▶ [WHAT THE TASK REQUIRES]: All records must be quoted exactly. Omit the pictures.

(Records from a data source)
[Start]

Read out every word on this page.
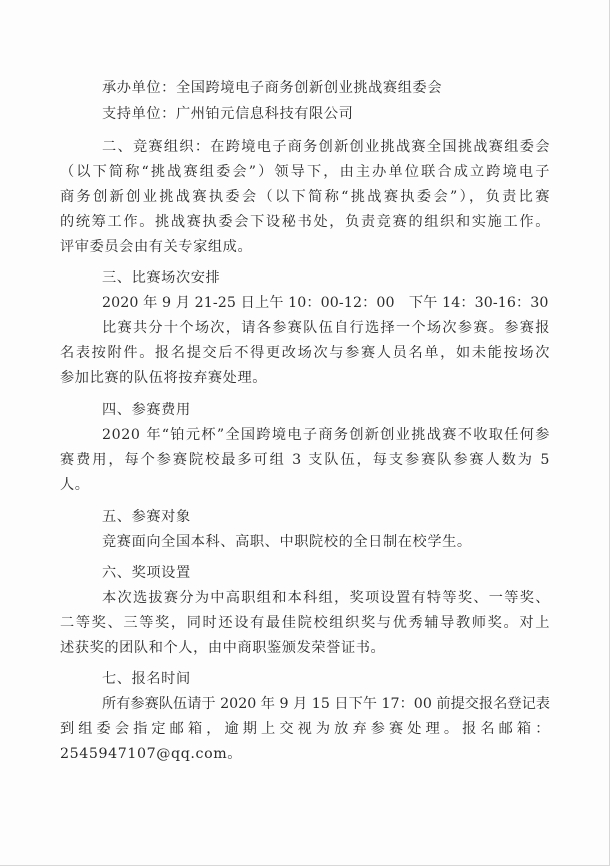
承办单位：全国跨境电子商务创新创业挑战赛组委会
支持单位：广州铂元信息科技有限公司
二、竞赛组织：在跨境电子商务创新创业挑战赛全国挑战赛组委会
（以下简称“挑战赛组委会”）领导下，由主办单位联合成立跨境电子
商务创新创业挑战赛执委会（以下简称“挑战赛执委会”），负责比赛
的统筹工作。挑战赛执委会下设秘书处，负责竞赛的组织和实施工作。
评审委员会由有关专家组成。
三、比赛场次安排
2020 年 9 月 21-25 日上午 10：00-12：00　下午 14：30-16：30
比赛共分十个场次，请各参赛队伍自行选择一个场次参赛。参赛报
名表按附件。报名提交后不得更改场次与参赛人员名单，如未能按场次
参加比赛的队伍将按弃赛处理。
四、参赛费用
2020 年“铂元杯”全国跨境电子商务创新创业挑战赛不收取任何参
赛费用，每个参赛院校最多可组 3 支队伍，每支参赛队参赛人数为 5
人。
五、参赛对象
竞赛面向全国本科、高职、中职院校的全日制在校学生。
六、奖项设置
本次选拔赛分为中高职组和本科组，奖项设置有特等奖、一等奖、
二等奖、三等奖，同时还设有最佳院校组织奖与优秀辅导教师奖。对上
述获奖的团队和个人，由中商职鉴颁发荣誉证书。
七、报名时间
所有参赛队伍请于 2020 年 9 月 15 日下午 17：00 前提交报名登记表
到组委会指定邮箱，逾期上交视为放弃参赛处理。报名邮箱：
2545947107@qq.com。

[End]

▶ [COMPLETED TASK]:
Read out every word on this page.
承办单位：全国跨境电子商务创新创业挑战赛组委会
支持单位：广州铂元信息科技有限公司
二、竞赛组织：在跨境电子商务创新创业挑战赛全国挑战赛组委会
（以下简称“挑战赛组委会”）领导下，由主办单位联合成立跨境电子
商务创新创业挑战赛执委会（以下简称“挑战赛执委会”），负责比赛
的统筹工作。挑战赛执委会下设秘书处，负责竞赛的组织和实施工作。
评审委员会由有关专家组成。
三、比赛场次安排
2020 年 9 月 21-25 日上午 10：00-12：00　下午 14：30-16：30
比赛共分十个场次，请各参赛队伍自行选择一个场次参赛。参赛报
名表按附件。报名提交后不得更改场次与参赛人员名单，如未能按场次
参加比赛的队伍将按弃赛处理。
四、参赛费用
2020 年“铂元杯”全国跨境电子商务创新创业挑战赛不收取任何参
赛费用，每个参赛院校最多可组 3 支队伍，每支参赛队参赛人数为 5
人。
五、参赛对象
竞赛面向全国本科、高职、中职院校的全日制在校学生。
六、奖项设置
本次选拔赛分为中高职组和本科组，奖项设置有特等奖、一等奖、
二等奖、三等奖，同时还设有最佳院校组织奖与优秀辅导教师奖。对上
述获奖的团队和个人，由中商职鉴颁发荣誉证书。
七、报名时间
所有参赛队伍请于 2020 年 9 月 15 日下午 17：00 前提交报名登记表
到组委会指定邮箱，逾期上交视为放弃参赛处理。报名邮箱：
2545947107@qq.com。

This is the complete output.